_TASK_. How many lines of the data hold the word "field"? State the number and nothing else.

++++ INFORMATION GIVEN

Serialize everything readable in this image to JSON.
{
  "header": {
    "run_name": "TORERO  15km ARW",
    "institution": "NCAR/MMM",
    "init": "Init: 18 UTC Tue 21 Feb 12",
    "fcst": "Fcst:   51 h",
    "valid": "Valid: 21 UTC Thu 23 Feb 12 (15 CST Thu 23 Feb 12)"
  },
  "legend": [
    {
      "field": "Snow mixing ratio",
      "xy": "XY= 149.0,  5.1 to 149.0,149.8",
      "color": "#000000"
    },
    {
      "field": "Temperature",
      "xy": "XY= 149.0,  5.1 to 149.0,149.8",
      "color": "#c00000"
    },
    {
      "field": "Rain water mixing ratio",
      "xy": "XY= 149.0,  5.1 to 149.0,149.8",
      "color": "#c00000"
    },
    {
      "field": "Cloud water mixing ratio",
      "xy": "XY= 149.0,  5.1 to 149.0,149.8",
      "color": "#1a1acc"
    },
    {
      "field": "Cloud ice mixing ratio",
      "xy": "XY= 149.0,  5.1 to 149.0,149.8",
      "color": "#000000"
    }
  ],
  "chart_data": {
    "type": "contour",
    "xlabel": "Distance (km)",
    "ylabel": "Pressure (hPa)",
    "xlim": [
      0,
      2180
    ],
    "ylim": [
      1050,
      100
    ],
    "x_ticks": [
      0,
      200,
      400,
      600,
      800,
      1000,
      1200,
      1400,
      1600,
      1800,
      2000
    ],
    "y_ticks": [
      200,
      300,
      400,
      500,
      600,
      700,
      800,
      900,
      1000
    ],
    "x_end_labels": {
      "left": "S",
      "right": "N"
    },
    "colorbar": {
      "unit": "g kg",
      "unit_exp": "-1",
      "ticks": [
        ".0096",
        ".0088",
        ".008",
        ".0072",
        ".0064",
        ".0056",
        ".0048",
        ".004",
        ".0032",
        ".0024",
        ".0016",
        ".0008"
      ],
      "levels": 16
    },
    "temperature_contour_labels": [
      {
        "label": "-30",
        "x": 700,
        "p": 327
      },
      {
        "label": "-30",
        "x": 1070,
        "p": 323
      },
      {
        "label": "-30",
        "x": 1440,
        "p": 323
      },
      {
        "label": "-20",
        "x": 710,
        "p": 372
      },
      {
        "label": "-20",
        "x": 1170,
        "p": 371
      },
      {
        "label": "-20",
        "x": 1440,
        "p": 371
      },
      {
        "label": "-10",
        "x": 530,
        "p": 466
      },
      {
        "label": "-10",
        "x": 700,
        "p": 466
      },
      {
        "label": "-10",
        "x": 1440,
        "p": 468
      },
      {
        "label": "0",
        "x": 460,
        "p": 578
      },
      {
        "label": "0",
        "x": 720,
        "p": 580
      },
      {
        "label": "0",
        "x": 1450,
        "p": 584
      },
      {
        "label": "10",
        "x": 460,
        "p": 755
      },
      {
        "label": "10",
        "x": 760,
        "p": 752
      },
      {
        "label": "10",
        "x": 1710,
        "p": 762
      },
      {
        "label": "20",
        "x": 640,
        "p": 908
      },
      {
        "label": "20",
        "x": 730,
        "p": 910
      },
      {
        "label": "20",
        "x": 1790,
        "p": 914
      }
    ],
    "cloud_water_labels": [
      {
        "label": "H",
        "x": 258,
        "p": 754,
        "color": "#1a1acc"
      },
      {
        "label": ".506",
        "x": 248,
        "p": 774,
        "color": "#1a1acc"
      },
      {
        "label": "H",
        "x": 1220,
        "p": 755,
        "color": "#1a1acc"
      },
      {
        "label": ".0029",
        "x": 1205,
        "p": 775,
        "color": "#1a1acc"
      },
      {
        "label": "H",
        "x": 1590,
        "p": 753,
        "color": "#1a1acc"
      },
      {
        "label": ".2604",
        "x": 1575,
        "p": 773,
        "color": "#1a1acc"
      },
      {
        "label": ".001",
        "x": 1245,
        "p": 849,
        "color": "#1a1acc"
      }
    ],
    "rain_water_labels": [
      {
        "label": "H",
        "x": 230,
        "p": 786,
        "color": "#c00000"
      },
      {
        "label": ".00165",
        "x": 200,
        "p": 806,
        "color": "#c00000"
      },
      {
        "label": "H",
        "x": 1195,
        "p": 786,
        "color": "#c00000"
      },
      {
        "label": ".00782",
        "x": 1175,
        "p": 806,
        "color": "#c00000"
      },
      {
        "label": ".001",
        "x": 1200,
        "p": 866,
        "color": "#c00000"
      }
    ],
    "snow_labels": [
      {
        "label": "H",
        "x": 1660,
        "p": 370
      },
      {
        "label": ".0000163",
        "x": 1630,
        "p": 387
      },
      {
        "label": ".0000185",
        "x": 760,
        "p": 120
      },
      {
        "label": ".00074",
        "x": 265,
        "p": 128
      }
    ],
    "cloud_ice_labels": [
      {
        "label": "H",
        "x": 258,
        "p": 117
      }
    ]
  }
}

++++++++

_SOLUTION TO THIS EXERCISE_. 5